Stored data:
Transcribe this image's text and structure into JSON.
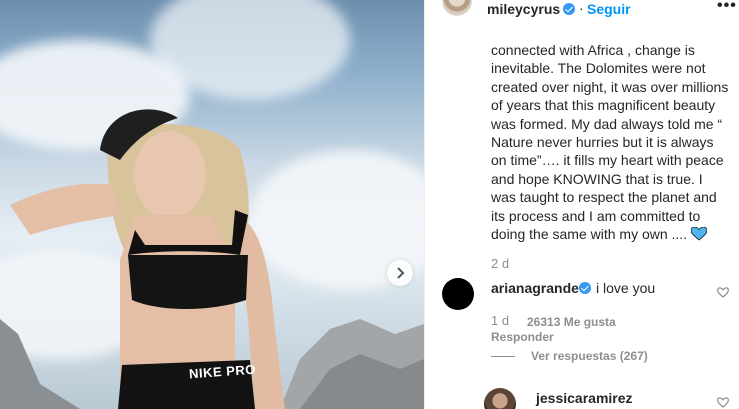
{
  "post": {
    "username": "mileycyrus",
    "follow_label": "Seguir",
    "more_label": "•••",
    "caption": "connected with Africa , change is inevitable. The Dolomites were not created over night, it was over millions of years that this magnificent beauty was formed. My dad always told me “ Nature never hurries but it is always on time”…. it fills my heart with peace and hope KNOWING that is true. I was taught to respect the planet and its process and I am committed to doing the same with my own ....",
    "caption_emoji": "blue-heart-icon",
    "time": "2 d"
  },
  "photo": {
    "shorts_text": "NIKE PRO",
    "next_icon": "chevron-right-icon"
  },
  "comments": [
    {
      "username": "arianagrande",
      "text": "i love you",
      "time": "1 d",
      "likes": "26313 Me gusta",
      "reply_label": "Responder",
      "view_replies": "Ver respuestas (267)"
    },
    {
      "username": "jessicaramirez"
    }
  ],
  "colors": {
    "link_blue": "#0095f6",
    "verified_blue": "#3897f0",
    "muted": "#8e8e8e",
    "text": "#262626",
    "heart_blue": "#4fb5ee"
  }
}
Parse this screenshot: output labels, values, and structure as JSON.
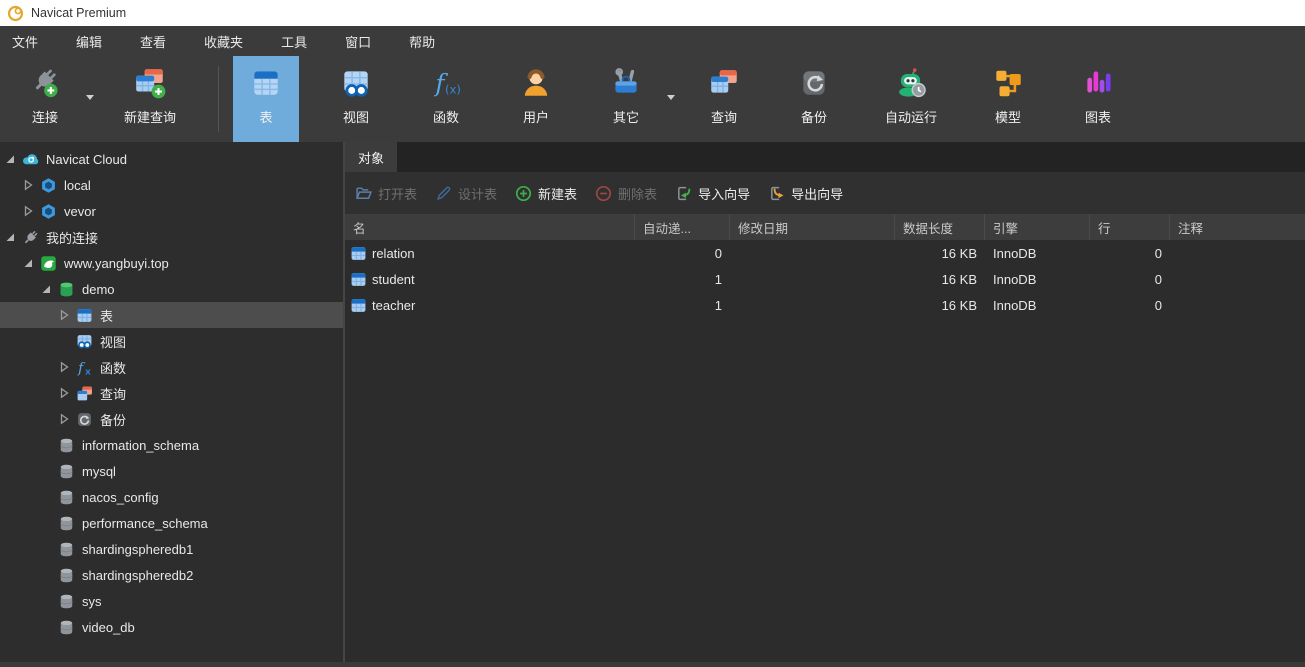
{
  "window": {
    "title": "Navicat Premium"
  },
  "menu": {
    "items": [
      "文件",
      "编辑",
      "查看",
      "收藏夹",
      "工具",
      "窗口",
      "帮助"
    ]
  },
  "toolbar": {
    "buttons": [
      {
        "id": "connect",
        "label": "连接",
        "icon": "connection-new-icon",
        "dropdown": true,
        "active": false,
        "separator_before": false
      },
      {
        "id": "new-query",
        "label": "新建查询",
        "icon": "new-query-icon",
        "dropdown": false,
        "active": false,
        "separator_before": false
      },
      {
        "id": "tables",
        "label": "表",
        "icon": "table-icon",
        "dropdown": false,
        "active": true,
        "separator_before": true
      },
      {
        "id": "views",
        "label": "视图",
        "icon": "view-icon",
        "dropdown": false,
        "active": false,
        "separator_before": false
      },
      {
        "id": "functions",
        "label": "函数",
        "icon": "function-icon",
        "dropdown": false,
        "active": false,
        "separator_before": false
      },
      {
        "id": "users",
        "label": "用户",
        "icon": "user-icon",
        "dropdown": false,
        "active": false,
        "separator_before": false
      },
      {
        "id": "others",
        "label": "其它",
        "icon": "others-icon",
        "dropdown": true,
        "active": false,
        "separator_before": false
      },
      {
        "id": "query",
        "label": "查询",
        "icon": "query-icon",
        "dropdown": false,
        "active": false,
        "separator_before": false
      },
      {
        "id": "backup",
        "label": "备份",
        "icon": "backup-icon",
        "dropdown": false,
        "active": false,
        "separator_before": false
      },
      {
        "id": "automation",
        "label": "自动运行",
        "icon": "automation-icon",
        "dropdown": false,
        "active": false,
        "separator_before": false
      },
      {
        "id": "model",
        "label": "模型",
        "icon": "model-icon",
        "dropdown": false,
        "active": false,
        "separator_before": false
      },
      {
        "id": "charts",
        "label": "图表",
        "icon": "chart-icon",
        "dropdown": false,
        "active": false,
        "separator_before": false
      }
    ]
  },
  "sidebar": {
    "items": [
      {
        "id": "navicat-cloud",
        "label": "Navicat Cloud",
        "level": 0,
        "state": "expanded",
        "icon": "navicat-cloud-icon",
        "selected": false
      },
      {
        "id": "local",
        "label": "local",
        "level": 1,
        "state": "collapsed",
        "icon": "connection-hex-icon",
        "selected": false
      },
      {
        "id": "vevor",
        "label": "vevor",
        "level": 1,
        "state": "collapsed",
        "icon": "connection-hex-icon",
        "selected": false
      },
      {
        "id": "my-connections",
        "label": "我的连接",
        "level": 0,
        "state": "expanded",
        "icon": "plug-icon",
        "selected": false
      },
      {
        "id": "www-yangbuyi-top",
        "label": "www.yangbuyi.top",
        "level": 1,
        "state": "expanded",
        "icon": "mysql-connection-icon",
        "selected": false
      },
      {
        "id": "demo",
        "label": "demo",
        "level": 2,
        "state": "expanded",
        "icon": "database-open-icon",
        "selected": false
      },
      {
        "id": "tables",
        "label": "表",
        "level": 3,
        "state": "collapsed",
        "icon": "tables-icon",
        "selected": true
      },
      {
        "id": "views",
        "label": "视图",
        "level": 3,
        "state": "none",
        "icon": "views-icon",
        "selected": false
      },
      {
        "id": "functions",
        "label": "函数",
        "level": 3,
        "state": "collapsed",
        "icon": "functions-icon",
        "selected": false
      },
      {
        "id": "queries",
        "label": "查询",
        "level": 3,
        "state": "collapsed",
        "icon": "queries-icon",
        "selected": false
      },
      {
        "id": "backups",
        "label": "备份",
        "level": 3,
        "state": "collapsed",
        "icon": "backups-icon",
        "selected": false
      },
      {
        "id": "information-schema",
        "label": "information_schema",
        "level": 2,
        "state": "none",
        "icon": "database-gray-icon",
        "selected": false
      },
      {
        "id": "mysql",
        "label": "mysql",
        "level": 2,
        "state": "none",
        "icon": "database-gray-icon",
        "selected": false
      },
      {
        "id": "nacos-config",
        "label": "nacos_config",
        "level": 2,
        "state": "none",
        "icon": "database-gray-icon",
        "selected": false
      },
      {
        "id": "performance-schema",
        "label": "performance_schema",
        "level": 2,
        "state": "none",
        "icon": "database-gray-icon",
        "selected": false
      },
      {
        "id": "shardingspheredb1",
        "label": "shardingspheredb1",
        "level": 2,
        "state": "none",
        "icon": "database-gray-icon",
        "selected": false
      },
      {
        "id": "shardingspheredb2",
        "label": "shardingspheredb2",
        "level": 2,
        "state": "none",
        "icon": "database-gray-icon",
        "selected": false
      },
      {
        "id": "sys",
        "label": "sys",
        "level": 2,
        "state": "none",
        "icon": "database-gray-icon",
        "selected": false
      },
      {
        "id": "video-db",
        "label": "video_db",
        "level": 2,
        "state": "none",
        "icon": "database-gray-icon",
        "selected": false
      }
    ]
  },
  "main": {
    "tabs": [
      {
        "label": "对象",
        "active": true
      }
    ],
    "object_toolbar": [
      {
        "id": "open-table",
        "label": "打开表",
        "icon": "open-table-icon",
        "enabled": false
      },
      {
        "id": "design-table",
        "label": "设计表",
        "icon": "design-table-icon",
        "enabled": false
      },
      {
        "id": "new-table",
        "label": "新建表",
        "icon": "new-table-icon",
        "enabled": true
      },
      {
        "id": "delete-table",
        "label": "删除表",
        "icon": "delete-table-icon",
        "enabled": false
      },
      {
        "id": "import-wizard",
        "label": "导入向导",
        "icon": "import-wizard-icon",
        "enabled": true
      },
      {
        "id": "export-wizard",
        "label": "导出向导",
        "icon": "export-wizard-icon",
        "enabled": true
      }
    ],
    "table": {
      "columns": [
        "名",
        "自动递...",
        "修改日期",
        "数据长度",
        "引擎",
        "行",
        "注释"
      ],
      "rows": [
        {
          "name": "relation",
          "auto_increment": "0",
          "modify_date": "",
          "data_length": "16 KB",
          "engine": "InnoDB",
          "rows": "0",
          "comment": ""
        },
        {
          "name": "student",
          "auto_increment": "1",
          "modify_date": "",
          "data_length": "16 KB",
          "engine": "InnoDB",
          "rows": "0",
          "comment": ""
        },
        {
          "name": "teacher",
          "auto_increment": "1",
          "modify_date": "",
          "data_length": "16 KB",
          "engine": "InnoDB",
          "rows": "0",
          "comment": ""
        }
      ]
    }
  },
  "colors": {
    "titlebar_bg": "#ffffff",
    "chrome_bg": "#3b3b3b",
    "content_bg": "#2d2d2d",
    "active_button_blue": "#6facdc",
    "selection_gray": "#4d4d4d",
    "enabled_green": "#3fae4a",
    "disabled_text": "#6f6f6f"
  }
}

Task instructions. From the listing above, return each line with the word "username".

Completed task.
    "username": "mileycyrus",
      "username": "arianagrande",
      "username": "jessicaramirez"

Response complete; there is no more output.